● **Instructions for the task**:
Exact transcription of the records is required.

Supplied data Start Marker

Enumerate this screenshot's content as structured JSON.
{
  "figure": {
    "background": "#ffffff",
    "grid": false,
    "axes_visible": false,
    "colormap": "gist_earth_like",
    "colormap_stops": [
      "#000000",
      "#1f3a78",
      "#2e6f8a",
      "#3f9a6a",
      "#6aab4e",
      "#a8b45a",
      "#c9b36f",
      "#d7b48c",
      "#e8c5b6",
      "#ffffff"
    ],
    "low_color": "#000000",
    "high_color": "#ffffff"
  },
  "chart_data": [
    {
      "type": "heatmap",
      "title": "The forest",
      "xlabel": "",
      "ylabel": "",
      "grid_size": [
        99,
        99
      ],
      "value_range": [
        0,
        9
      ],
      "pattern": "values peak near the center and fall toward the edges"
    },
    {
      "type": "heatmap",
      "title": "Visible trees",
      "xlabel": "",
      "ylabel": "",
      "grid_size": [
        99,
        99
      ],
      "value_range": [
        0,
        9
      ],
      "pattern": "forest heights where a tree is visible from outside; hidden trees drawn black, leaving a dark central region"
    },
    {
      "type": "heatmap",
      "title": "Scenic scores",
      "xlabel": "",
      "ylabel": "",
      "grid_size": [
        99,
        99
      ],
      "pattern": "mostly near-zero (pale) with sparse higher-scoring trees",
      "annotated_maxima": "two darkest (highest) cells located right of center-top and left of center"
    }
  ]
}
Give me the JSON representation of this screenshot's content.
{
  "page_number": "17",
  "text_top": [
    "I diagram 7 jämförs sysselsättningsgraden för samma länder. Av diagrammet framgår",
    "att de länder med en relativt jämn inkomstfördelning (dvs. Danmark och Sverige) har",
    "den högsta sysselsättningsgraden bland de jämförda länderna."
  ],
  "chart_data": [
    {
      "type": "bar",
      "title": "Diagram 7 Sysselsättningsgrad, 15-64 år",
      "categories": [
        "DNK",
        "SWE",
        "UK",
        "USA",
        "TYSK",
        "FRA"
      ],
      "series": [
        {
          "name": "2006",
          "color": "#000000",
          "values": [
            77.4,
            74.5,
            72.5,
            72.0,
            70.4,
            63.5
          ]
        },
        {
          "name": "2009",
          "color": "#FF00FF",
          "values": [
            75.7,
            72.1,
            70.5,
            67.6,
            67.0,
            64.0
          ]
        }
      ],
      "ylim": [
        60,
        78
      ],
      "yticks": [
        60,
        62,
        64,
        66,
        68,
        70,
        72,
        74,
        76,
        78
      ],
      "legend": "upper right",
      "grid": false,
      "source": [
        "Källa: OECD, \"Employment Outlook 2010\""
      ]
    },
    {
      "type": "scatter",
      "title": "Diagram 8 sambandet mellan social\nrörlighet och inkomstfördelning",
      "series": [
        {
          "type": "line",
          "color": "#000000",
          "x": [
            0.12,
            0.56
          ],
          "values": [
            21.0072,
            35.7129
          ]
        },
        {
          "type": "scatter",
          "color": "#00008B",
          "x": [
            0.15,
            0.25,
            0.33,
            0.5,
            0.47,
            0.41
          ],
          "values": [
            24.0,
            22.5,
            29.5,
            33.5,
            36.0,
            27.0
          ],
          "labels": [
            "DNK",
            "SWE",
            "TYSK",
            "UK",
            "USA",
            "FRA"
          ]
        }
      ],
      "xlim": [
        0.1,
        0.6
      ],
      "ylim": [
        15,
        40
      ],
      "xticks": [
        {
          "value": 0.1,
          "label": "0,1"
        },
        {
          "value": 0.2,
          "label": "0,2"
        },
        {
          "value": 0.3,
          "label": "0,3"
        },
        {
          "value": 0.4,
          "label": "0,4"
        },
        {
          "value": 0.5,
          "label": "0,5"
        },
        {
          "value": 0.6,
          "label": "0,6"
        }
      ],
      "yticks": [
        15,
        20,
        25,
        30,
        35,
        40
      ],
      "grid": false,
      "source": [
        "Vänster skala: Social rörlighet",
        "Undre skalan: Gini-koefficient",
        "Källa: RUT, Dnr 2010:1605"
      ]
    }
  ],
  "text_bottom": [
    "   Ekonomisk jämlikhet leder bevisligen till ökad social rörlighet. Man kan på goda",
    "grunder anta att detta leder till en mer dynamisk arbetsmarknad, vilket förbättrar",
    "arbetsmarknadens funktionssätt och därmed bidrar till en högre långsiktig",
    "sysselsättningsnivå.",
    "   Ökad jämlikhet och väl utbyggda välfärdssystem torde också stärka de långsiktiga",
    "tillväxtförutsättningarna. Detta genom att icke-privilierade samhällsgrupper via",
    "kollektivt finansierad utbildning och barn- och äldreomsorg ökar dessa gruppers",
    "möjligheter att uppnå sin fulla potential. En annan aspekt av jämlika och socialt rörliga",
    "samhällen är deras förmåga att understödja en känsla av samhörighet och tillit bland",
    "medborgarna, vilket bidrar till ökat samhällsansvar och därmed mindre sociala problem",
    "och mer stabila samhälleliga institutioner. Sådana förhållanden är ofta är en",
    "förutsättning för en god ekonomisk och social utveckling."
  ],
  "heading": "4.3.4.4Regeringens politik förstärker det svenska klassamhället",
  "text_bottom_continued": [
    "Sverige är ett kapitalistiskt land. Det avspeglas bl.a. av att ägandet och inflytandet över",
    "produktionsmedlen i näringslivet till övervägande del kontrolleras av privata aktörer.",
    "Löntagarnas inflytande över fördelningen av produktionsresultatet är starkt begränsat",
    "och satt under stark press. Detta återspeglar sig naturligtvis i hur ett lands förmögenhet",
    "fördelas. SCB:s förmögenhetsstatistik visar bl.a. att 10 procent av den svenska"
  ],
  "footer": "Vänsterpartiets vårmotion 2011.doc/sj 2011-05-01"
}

Supplied data End Marker

● **Task result**:
Enumerate this screenshot's content as structured JSON.
{
  "figure": {
    "background": "#ffffff",
    "grid": false,
    "axes_visible": false,
    "colormap": "gist_earth_like",
    "colormap_stops": [
      "#000000",
      "#1f3a78",
      "#2e6f8a",
      "#3f9a6a",
      "#6aab4e",
      "#a8b45a",
      "#c9b36f",
      "#d7b48c",
      "#e8c5b6",
      "#ffffff"
    ],
    "low_color": "#000000",
    "high_color": "#ffffff"
  },
  "chart_data": [
    {
      "type": "heatmap",
      "title": "The forest",
      "xlabel": "",
      "ylabel": "",
      "grid_size": [
        99,
        99
      ],
      "value_range": [
        0,
        9
      ],
      "pattern": "values peak near the center and fall toward the edges"
    },
    {
      "type": "heatmap",
      "title": "Visible trees",
      "xlabel": "",
      "ylabel": "",
      "grid_size": [
        99,
        99
      ],
      "value_range": [
        0,
        9
      ],
      "pattern": "forest heights where a tree is visible from outside; hidden trees drawn black, leaving a dark central region"
    },
    {
      "type": "heatmap",
      "title": "Scenic scores",
      "xlabel": "",
      "ylabel": "",
      "grid_size": [
        99,
        99
      ],
      "pattern": "mostly near-zero (pale) with sparse higher-scoring trees",
      "annotated_maxima": "two darkest (highest) cells located right of center-top and left of center"
    }
  ]
}
Give me the JSON representation of this screenshot's content.
{
  "page_number": "17",
  "text_top": [
    "I diagram 7 jämförs sysselsättningsgraden för samma länder. Av diagrammet framgår",
    "att de länder med en relativt jämn inkomstfördelning (dvs. Danmark och Sverige) har",
    "den högsta sysselsättningsgraden bland de jämförda länderna."
  ],
  "chart_data": [
    {
      "type": "bar",
      "title": "Diagram 7 Sysselsättningsgrad, 15-64 år",
      "categories": [
        "DNK",
        "SWE",
        "UK",
        "USA",
        "TYSK",
        "FRA"
      ],
      "series": [
        {
          "name": "2006",
          "color": "#000000",
          "values": [
            77.4,
            74.5,
            72.5,
            72.0,
            70.4,
            63.5
          ]
        },
        {
          "name": "2009",
          "color": "#FF00FF",
          "values": [
            75.7,
            72.1,
            70.5,
            67.6,
            67.0,
            64.0
          ]
        }
      ],
      "ylim": [
        60,
        78
      ],
      "yticks": [
        60,
        62,
        64,
        66,
        68,
        70,
        72,
        74,
        76,
        78
      ],
      "legend": "upper right",
      "grid": false,
      "source": [
        "Källa: OECD, \"Employment Outlook 2010\""
      ]
    },
    {
      "type": "scatter",
      "title": "Diagram 8 sambandet mellan social\nrörlighet och inkomstfördelning",
      "series": [
        {
          "type": "line",
          "color": "#000000",
          "x": [
            0.12,
            0.56
          ],
          "values": [
            21.0072,
            35.7129
          ]
        },
        {
          "type": "scatter",
          "color": "#00008B",
          "x": [
            0.15,
            0.25,
            0.33,
            0.5,
            0.47,
            0.41
          ],
          "values": [
            24.0,
            22.5,
            29.5,
            33.5,
            36.0,
            27.0
          ],
          "labels": [
            "DNK",
            "SWE",
            "TYSK",
            "UK",
            "USA",
            "FRA"
          ]
        }
      ],
      "xlim": [
        0.1,
        0.6
      ],
      "ylim": [
        15,
        40
      ],
      "xticks": [
        {
          "value": 0.1,
          "label": "0,1"
        },
        {
          "value": 0.2,
          "label": "0,2"
        },
        {
          "value": 0.3,
          "label": "0,3"
        },
        {
          "value": 0.4,
          "label": "0,4"
        },
        {
          "value": 0.5,
          "label": "0,5"
        },
        {
          "value": 0.6,
          "label": "0,6"
        }
      ],
      "yticks": [
        15,
        20,
        25,
        30,
        35,
        40
      ],
      "grid": false,
      "source": [
        "Vänster skala: Social rörlighet",
        "Undre skalan: Gini-koefficient",
        "Källa: RUT, Dnr 2010:1605"
      ]
    }
  ],
  "text_bottom": [
    "   Ekonomisk jämlikhet leder bevisligen till ökad social rörlighet. Man kan på goda",
    "grunder anta att detta leder till en mer dynamisk arbetsmarknad, vilket förbättrar",
    "arbetsmarknadens funktionssätt och därmed bidrar till en högre långsiktig",
    "sysselsättningsnivå.",
    "   Ökad jämlikhet och väl utbyggda välfärdssystem torde också stärka de långsiktiga",
    "tillväxtförutsättningarna. Detta genom att icke-privilierade samhällsgrupper via",
    "kollektivt finansierad utbildning och barn- och äldreomsorg ökar dessa gruppers",
    "möjligheter att uppnå sin fulla potential. En annan aspekt av jämlika och socialt rörliga",
    "samhällen är deras förmåga att understödja en känsla av samhörighet och tillit bland",
    "medborgarna, vilket bidrar till ökat samhällsansvar och därmed mindre sociala problem",
    "och mer stabila samhälleliga institutioner. Sådana förhållanden är ofta är en",
    "förutsättning för en god ekonomisk och social utveckling."
  ],
  "heading": "4.3.4.4Regeringens politik förstärker det svenska klassamhället",
  "text_bottom_continued": [
    "Sverige är ett kapitalistiskt land. Det avspeglas bl.a. av att ägandet och inflytandet över",
    "produktionsmedlen i näringslivet till övervägande del kontrolleras av privata aktörer.",
    "Löntagarnas inflytande över fördelningen av produktionsresultatet är starkt begränsat",
    "och satt under stark press. Detta återspeglar sig naturligtvis i hur ett lands förmögenhet",
    "fördelas. SCB:s förmögenhetsstatistik visar bl.a. att 10 procent av den svenska"
  ],
  "footer": "Vänsterpartiets vårmotion 2011.doc/sj 2011-05-01"
}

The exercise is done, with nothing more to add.